Short exercise
Output, word for word, the stretch of the TensorRT quantization thread from "Open vadimkantorov opened" through "try this pattern!".

Text provided
/---
Open vadimkantorov opened 1 year ago
@nvpohanh ^ ^
You need: a pair of Q/DQ before depthwise Conv, a pair of Q/DQ before the 1x1 Conv, and a pair of Q/DQ before the next Conv (after 1x1 Conv's activation).
Here is an illustration:
Thank you! We will try this pattern!
It would be awesome to have this fusion example as an .onnx
file and maybe a .svg
output from trex (to have a feel how it looks like after fusion).
closing since no activity for more than 3 weeks, pls reopen if you still have question, thanks all!
The thing is I cannot reopen if it was the third party (you) who closed the question :) but yeah, I will add a comment when we have some feedbacks
reopen for now. thanks
Hey @nvpohanh, I tried the above graph in a small example as attatched below. I got the following error:
[01/15/2024-15:26:23] [E] Error[10]: Could not find any implementation for node StatefulPartitionedCall/model/conv_block3d/quant_conv3d_depthwise/LastValueQuant/FakeQuantWithMinMaxVars/ReadVariableOp:0 + StatefulPartitionedCall/model/conv_block3d/quant_conv3d_depthwise/LastValueQuant/FakeQuantWithMinMaxVars_QuantizeLinear__18 + StatefulPartitionedCall/model/conv_block3d/quant_conv3d_depthwise/Conv3D. [01/15/2024-15:26:23] [E] Error[10]: [optimizer.cpp::computeCosts::3869] Error Code 10: Internal Error (Could not find any implementation for node StatefulPartitionedCall/model/conv_block3d/quant_conv3d_depthwise/LastValueQuant/FakeQuantWithMinMaxVars/ReadVariableOp:0 + StatefulPartitionedCall/model/conv_block3d/quant_conv3d_depthwise/LastValueQuant/FakeQuantWithMinMaxVars_QuantizeLinear__18 + StatefulPartitionedCall/model/conv_block3d/quant_conv3d_depthwise/Conv3D.) [01/15/2024-15:26:23] [E] Engine could not be created from network [01/15/2024-15:26:23] [E] Building engine failed
I'm using TensorRT version 8.6 and onnx opset 17.
\---
Dataset content
/---
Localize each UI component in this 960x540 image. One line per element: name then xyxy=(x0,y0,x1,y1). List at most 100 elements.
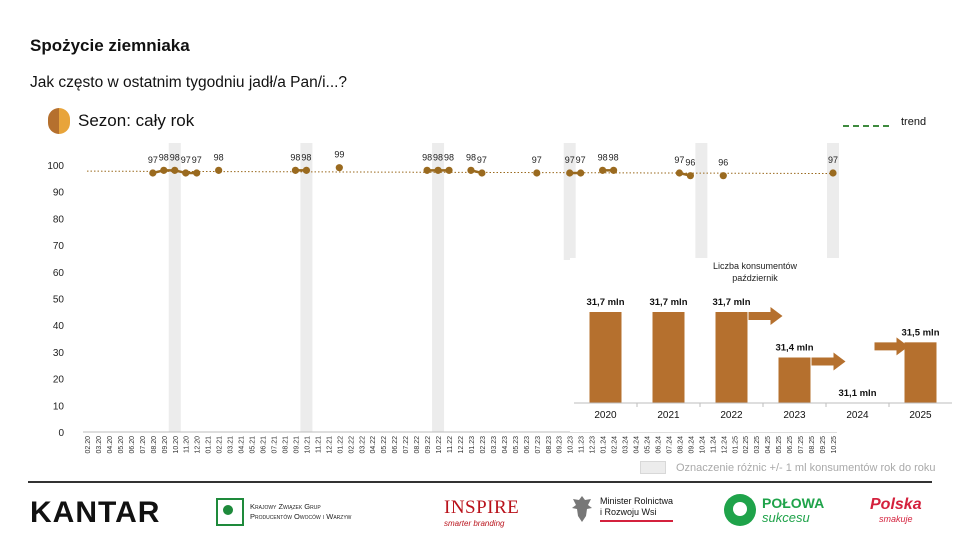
ministry-line2: i Rozwoju Wsi xyxy=(600,507,657,517)
x-tick-label: 11.22 xyxy=(447,436,454,453)
kzg-logo-text: Krajowy Związek Grup Producentów Owoców … xyxy=(250,502,351,522)
x-tick-label: 04.20 xyxy=(107,436,114,454)
x-tick-label: 07.24 xyxy=(666,436,673,454)
data-label: 98 xyxy=(290,152,300,162)
highlight-column xyxy=(432,143,445,432)
x-tick-label: 10.23 xyxy=(568,436,575,454)
x-tick-label: 12.21 xyxy=(326,436,333,454)
x-tick-label: 02.23 xyxy=(480,436,487,454)
y-tick-label: 100 xyxy=(47,161,64,172)
note-text: Oznaczenie różnic +/- 1 ml konsumentów r… xyxy=(676,461,936,474)
change-arrow-icon xyxy=(874,337,909,356)
x-tick-label: 05.23 xyxy=(513,436,520,454)
data-point xyxy=(719,172,727,180)
x-tick-label: 11.21 xyxy=(315,436,322,453)
x-tick-label: 08.24 xyxy=(677,436,684,454)
polowa-circle-icon xyxy=(724,494,756,526)
data-point xyxy=(149,169,157,177)
data-label: 98 xyxy=(598,152,608,162)
change-arrow-icon xyxy=(811,352,846,371)
data-point xyxy=(599,166,607,174)
x-tick-label: 07.25 xyxy=(798,436,805,454)
data-label: 97 xyxy=(674,155,684,165)
data-label: 98 xyxy=(609,152,619,162)
season-label: Sezon: cały rok xyxy=(78,111,195,130)
trend-legend: trend xyxy=(843,116,926,128)
kantar-logo: KANTAR xyxy=(30,496,160,530)
season-legend: Sezon: cały rok xyxy=(48,108,194,134)
page-subtitle: Jak często w ostatnim tygodniu jadł/a Pa… xyxy=(30,74,348,91)
x-tick-label: 06.22 xyxy=(392,436,399,454)
polowa-line2: sukcesu xyxy=(762,509,810,525)
note-swatch xyxy=(640,461,666,474)
kzg-logo: Krajowy Związek Grup Producentów Owoców … xyxy=(216,498,351,526)
data-label: 97 xyxy=(828,155,838,165)
change-arrow-icon xyxy=(748,307,783,325)
data-label: 98 xyxy=(301,152,311,162)
ministry-line1: Minister Rolnictwa xyxy=(600,496,674,506)
data-label: 96 xyxy=(718,158,728,168)
bar-category-label: 2020 xyxy=(594,410,617,421)
y-tick-label: 90 xyxy=(53,188,65,199)
data-point xyxy=(609,166,618,174)
x-tick-label: 09.21 xyxy=(293,436,300,454)
x-tick-label: 04.23 xyxy=(502,436,509,454)
x-tick-label: 07.22 xyxy=(403,436,410,454)
bar-value-label: 31,1 mln xyxy=(838,388,876,399)
footer-divider xyxy=(28,481,932,483)
data-label: 97 xyxy=(532,155,542,165)
x-tick-label: 03.23 xyxy=(491,436,498,454)
data-label: 97 xyxy=(181,155,191,165)
data-label: 98 xyxy=(170,152,180,162)
x-tick-label: 08.20 xyxy=(151,436,158,454)
bar xyxy=(778,357,811,403)
data-label: 97 xyxy=(576,155,586,165)
data-point xyxy=(160,166,168,174)
data-label: 98 xyxy=(433,152,443,162)
x-tick-label: 03.25 xyxy=(754,436,761,454)
y-tick-label: 20 xyxy=(53,375,65,386)
page-title: Spożycie ziemniaka xyxy=(30,36,190,55)
polowa-line1: POŁOWA xyxy=(762,494,825,511)
data-label: 98 xyxy=(159,152,169,162)
x-tick-label: 01.25 xyxy=(732,436,739,454)
x-tick-label: 03.20 xyxy=(96,436,103,454)
inset-title: Liczba konsumentów xyxy=(713,261,798,271)
x-tick-label: 08.25 xyxy=(809,436,816,454)
x-tick-label: 02.24 xyxy=(612,436,619,454)
data-point xyxy=(193,169,201,177)
data-point xyxy=(533,169,541,177)
data-point xyxy=(566,169,574,177)
x-tick-label: 01.22 xyxy=(337,436,344,454)
bar xyxy=(904,342,937,403)
y-tick-label: 80 xyxy=(53,214,65,225)
data-point xyxy=(445,166,453,174)
x-tick-label: 09.24 xyxy=(688,436,695,454)
bar xyxy=(589,312,622,403)
data-point xyxy=(478,169,486,177)
x-tick-label: 12.23 xyxy=(590,436,597,454)
bar-value-label: 31,7 mln xyxy=(586,297,624,308)
data-point xyxy=(215,166,223,174)
x-tick-label: 05.21 xyxy=(250,436,257,454)
x-tick-label: 08.23 xyxy=(546,436,553,454)
x-tick-label: 02.25 xyxy=(743,436,750,454)
bar-category-label: 2022 xyxy=(720,410,743,421)
x-tick-label: 07.21 xyxy=(272,436,279,454)
data-point xyxy=(829,169,837,177)
consumption-chart: 0 10 20 30 40 50 60 70 80 90 100 02.20 03.20 04.20 05.… xyxy=(47,143,952,454)
x-tick-label: 08.22 xyxy=(414,436,421,454)
x-tick-label: 12.20 xyxy=(195,436,202,454)
difference-note: Oznaczenie różnic +/- 1 ml konsumentów r… xyxy=(640,461,936,474)
x-tick-label: 11.20 xyxy=(184,436,191,453)
inspire-logo: INSPIRE smarter branding xyxy=(444,497,519,528)
x-tick-label: 07.20 xyxy=(140,436,147,454)
x-tick-label: 02.21 xyxy=(217,436,224,454)
x-tick-label: 09.25 xyxy=(820,436,827,454)
x-tick-label: 09.20 xyxy=(162,436,169,454)
x-tick-label: 03.21 xyxy=(228,436,235,454)
x-tick-label: 03.22 xyxy=(359,436,366,454)
eagle-icon xyxy=(572,496,592,522)
y-tick-label: 50 xyxy=(53,295,65,306)
x-tick-label: 01.23 xyxy=(469,436,476,454)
\---
Correct answer
Open vadimkantorov opened 1 year ago
@nvpohanh ^ ^
You need: a pair of Q/DQ before depthwise Conv, a pair of Q/DQ before the 1x1 Conv, and a pair of Q/DQ before the next Conv (after 1x1 Conv's activation).
Here is an illustration:
Thank you! We will try this pattern!